**WHAT IS REQUIRED:** Identify, in the records below, every line where the string "category" appears, and copy each such line.

**RAW DATA:**

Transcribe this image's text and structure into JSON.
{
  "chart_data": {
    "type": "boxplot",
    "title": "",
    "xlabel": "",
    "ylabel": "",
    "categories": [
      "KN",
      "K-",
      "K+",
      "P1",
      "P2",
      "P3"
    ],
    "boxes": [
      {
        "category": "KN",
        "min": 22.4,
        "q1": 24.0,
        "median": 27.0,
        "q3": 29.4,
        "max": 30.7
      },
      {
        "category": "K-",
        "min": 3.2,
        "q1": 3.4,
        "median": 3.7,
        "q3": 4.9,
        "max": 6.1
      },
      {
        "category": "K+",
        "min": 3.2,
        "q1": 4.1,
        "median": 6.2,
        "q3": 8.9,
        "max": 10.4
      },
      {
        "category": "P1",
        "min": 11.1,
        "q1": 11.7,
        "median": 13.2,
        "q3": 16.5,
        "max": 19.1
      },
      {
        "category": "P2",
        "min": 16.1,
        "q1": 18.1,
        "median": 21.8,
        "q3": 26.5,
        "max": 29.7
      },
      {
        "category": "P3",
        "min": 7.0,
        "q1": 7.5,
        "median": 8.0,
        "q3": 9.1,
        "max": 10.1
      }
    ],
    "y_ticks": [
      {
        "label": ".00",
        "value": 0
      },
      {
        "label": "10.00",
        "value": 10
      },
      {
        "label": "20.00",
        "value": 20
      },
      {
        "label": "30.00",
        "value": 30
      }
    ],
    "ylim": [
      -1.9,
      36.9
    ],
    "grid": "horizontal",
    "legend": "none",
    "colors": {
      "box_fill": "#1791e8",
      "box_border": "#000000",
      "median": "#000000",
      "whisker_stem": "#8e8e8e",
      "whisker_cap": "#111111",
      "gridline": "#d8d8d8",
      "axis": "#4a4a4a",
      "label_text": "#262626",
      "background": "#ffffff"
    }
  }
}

**FULL SOLUTION:**
        "category": "KN",
        "category": "K-",
        "category": "K+",
        "category": "P1",
        "category": "P2",
        "category": "P3",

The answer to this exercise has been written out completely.